*Dataset*.
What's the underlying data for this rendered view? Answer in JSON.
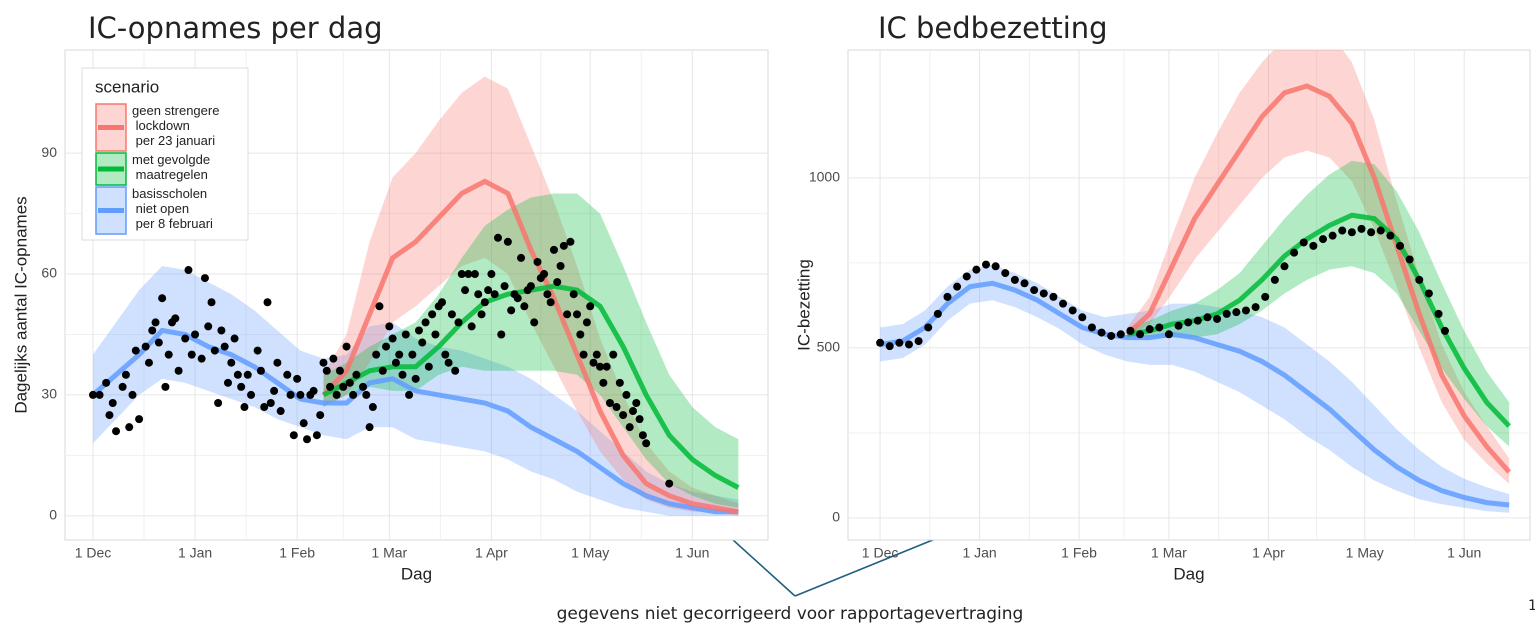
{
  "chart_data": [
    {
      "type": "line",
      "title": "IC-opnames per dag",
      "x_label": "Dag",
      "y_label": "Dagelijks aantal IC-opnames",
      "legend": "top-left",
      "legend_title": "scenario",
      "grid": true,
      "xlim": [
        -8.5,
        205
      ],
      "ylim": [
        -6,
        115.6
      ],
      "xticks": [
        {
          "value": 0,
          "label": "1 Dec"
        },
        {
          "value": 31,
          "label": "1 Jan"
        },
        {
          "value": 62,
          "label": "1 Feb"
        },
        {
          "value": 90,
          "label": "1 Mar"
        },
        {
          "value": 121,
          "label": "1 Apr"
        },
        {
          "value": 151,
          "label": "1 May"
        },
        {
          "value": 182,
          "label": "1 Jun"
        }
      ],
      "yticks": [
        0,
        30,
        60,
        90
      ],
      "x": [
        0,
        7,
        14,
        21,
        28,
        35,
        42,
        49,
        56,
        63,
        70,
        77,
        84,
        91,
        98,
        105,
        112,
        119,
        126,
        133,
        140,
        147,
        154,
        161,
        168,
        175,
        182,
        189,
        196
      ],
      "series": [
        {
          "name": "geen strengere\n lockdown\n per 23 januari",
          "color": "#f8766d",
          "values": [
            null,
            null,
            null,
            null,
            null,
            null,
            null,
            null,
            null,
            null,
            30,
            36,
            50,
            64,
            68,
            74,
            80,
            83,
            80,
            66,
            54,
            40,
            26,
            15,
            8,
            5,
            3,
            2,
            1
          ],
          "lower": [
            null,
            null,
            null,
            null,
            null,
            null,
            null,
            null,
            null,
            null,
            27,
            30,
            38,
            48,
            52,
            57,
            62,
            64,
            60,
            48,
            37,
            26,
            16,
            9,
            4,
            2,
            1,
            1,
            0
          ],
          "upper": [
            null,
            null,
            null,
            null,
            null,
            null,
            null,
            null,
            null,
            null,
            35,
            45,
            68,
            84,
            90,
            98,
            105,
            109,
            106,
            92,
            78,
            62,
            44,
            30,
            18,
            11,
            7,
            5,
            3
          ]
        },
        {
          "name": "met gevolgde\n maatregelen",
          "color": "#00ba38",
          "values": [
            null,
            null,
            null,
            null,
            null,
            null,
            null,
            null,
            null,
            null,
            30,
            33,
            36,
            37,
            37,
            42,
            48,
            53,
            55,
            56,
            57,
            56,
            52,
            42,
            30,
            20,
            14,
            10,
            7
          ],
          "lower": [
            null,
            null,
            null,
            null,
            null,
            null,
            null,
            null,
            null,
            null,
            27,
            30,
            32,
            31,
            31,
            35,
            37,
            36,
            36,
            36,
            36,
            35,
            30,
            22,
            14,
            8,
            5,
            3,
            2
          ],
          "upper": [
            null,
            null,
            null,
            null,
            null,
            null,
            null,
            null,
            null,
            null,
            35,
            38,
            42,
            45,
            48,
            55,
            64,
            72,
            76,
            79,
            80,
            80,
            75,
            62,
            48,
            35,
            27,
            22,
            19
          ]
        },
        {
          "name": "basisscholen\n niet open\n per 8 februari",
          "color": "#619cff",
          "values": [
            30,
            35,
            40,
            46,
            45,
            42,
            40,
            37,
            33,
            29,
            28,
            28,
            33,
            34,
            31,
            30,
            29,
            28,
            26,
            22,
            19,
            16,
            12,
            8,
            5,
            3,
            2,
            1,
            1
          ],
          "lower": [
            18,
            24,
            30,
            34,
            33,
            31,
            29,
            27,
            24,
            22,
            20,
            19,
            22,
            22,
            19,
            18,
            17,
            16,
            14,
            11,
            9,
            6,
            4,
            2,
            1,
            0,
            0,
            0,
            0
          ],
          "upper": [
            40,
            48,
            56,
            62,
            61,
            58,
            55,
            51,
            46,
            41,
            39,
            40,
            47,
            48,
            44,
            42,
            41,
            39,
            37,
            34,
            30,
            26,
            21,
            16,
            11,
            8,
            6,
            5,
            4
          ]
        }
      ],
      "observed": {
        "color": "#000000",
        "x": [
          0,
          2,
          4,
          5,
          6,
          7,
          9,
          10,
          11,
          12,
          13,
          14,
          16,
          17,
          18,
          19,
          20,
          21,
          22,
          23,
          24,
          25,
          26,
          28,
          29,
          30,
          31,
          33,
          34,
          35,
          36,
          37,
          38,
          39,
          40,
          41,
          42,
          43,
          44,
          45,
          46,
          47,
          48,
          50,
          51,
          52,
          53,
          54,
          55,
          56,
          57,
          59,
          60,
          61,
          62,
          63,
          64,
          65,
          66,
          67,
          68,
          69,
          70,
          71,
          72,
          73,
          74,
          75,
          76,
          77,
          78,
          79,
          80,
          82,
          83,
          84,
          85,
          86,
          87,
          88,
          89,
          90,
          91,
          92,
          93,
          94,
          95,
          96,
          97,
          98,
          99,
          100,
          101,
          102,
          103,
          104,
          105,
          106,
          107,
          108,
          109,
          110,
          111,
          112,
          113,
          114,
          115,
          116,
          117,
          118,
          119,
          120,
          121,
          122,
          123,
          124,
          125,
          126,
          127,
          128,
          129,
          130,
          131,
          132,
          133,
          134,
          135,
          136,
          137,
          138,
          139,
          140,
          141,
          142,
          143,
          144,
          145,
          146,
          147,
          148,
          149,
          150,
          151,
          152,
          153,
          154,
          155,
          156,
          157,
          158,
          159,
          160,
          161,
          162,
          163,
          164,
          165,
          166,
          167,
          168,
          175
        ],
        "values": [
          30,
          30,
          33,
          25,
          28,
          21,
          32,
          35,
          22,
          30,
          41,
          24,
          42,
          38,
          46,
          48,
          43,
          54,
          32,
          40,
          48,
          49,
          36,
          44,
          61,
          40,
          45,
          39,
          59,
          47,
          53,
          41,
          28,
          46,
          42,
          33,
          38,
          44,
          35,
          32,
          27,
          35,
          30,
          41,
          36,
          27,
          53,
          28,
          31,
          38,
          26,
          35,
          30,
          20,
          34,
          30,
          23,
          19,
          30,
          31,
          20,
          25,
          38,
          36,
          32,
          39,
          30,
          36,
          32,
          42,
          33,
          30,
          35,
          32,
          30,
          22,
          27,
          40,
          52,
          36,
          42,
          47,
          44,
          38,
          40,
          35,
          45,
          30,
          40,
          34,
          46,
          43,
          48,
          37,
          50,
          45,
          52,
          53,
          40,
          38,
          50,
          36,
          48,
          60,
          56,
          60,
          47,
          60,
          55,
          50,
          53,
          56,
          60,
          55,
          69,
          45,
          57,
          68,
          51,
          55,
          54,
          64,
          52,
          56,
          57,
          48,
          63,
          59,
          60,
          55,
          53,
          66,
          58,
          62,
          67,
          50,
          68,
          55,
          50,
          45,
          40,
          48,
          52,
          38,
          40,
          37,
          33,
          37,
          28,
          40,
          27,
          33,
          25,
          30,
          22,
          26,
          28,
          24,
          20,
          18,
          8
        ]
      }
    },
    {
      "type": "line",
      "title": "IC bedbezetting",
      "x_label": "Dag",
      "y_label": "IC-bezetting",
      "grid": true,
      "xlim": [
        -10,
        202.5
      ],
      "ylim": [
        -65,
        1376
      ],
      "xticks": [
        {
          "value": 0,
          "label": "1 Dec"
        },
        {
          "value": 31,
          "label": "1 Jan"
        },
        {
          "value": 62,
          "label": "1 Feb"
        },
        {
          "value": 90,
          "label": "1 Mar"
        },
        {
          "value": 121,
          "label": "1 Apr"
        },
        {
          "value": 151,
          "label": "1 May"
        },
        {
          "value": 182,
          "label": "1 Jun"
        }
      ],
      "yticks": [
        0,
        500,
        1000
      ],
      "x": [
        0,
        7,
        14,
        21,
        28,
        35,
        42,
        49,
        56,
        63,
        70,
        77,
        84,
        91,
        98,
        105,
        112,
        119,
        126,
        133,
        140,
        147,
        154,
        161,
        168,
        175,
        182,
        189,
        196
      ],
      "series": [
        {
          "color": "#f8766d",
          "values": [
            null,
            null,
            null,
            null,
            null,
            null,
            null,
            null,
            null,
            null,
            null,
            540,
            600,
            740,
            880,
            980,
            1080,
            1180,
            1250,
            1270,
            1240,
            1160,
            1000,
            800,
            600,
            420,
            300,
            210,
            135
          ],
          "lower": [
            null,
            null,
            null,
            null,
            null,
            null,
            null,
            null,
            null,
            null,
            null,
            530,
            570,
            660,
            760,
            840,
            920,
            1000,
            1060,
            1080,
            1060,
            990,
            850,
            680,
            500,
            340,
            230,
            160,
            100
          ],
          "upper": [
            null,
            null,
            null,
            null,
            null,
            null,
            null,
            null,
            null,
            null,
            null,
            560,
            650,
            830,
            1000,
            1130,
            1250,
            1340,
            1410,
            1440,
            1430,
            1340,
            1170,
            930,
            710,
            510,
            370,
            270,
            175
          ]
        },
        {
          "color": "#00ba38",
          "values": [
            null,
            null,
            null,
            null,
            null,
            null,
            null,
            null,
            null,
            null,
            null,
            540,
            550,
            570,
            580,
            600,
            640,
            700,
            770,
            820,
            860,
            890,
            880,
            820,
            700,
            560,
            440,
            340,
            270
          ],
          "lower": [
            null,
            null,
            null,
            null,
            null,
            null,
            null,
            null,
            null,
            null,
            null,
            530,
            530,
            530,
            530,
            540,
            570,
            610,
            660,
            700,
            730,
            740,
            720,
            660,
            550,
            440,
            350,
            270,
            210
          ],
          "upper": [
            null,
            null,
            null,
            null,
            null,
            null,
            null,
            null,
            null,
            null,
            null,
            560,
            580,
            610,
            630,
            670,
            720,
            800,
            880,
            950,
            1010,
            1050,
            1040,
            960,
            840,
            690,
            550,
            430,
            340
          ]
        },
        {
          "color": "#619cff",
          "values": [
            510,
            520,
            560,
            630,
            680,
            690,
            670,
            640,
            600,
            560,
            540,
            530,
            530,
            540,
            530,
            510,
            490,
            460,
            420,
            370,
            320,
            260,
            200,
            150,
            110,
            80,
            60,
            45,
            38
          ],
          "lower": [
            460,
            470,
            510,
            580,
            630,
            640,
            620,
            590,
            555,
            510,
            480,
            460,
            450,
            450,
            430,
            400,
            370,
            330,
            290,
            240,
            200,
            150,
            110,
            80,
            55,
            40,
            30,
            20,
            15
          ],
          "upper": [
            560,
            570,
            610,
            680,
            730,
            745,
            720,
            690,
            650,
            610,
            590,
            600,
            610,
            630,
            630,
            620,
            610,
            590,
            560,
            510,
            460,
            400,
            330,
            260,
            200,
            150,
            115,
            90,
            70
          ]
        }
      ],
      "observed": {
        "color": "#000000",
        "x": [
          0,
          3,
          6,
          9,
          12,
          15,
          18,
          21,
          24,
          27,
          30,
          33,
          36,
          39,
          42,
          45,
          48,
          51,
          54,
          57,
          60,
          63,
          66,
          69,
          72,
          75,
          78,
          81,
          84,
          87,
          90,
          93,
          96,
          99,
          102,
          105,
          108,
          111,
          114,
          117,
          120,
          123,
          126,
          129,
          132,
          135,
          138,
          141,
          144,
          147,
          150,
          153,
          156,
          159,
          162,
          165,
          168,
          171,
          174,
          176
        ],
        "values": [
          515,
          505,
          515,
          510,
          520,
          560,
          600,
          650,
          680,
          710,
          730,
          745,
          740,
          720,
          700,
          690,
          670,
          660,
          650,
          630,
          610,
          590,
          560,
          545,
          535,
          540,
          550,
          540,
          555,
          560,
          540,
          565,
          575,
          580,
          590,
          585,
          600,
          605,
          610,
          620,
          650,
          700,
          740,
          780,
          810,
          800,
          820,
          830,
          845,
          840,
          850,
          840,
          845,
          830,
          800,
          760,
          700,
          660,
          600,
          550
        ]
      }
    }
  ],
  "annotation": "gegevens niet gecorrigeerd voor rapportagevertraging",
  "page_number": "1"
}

*Exercise directions*. In the entries above, find each line with the string "niet" and copy it.

*Response to the exercise*.
          "name": "basisscholen\n niet open\n per 8 februari",
  "annotation": "gegevens niet gecorrigeerd voor rapportagevertraging",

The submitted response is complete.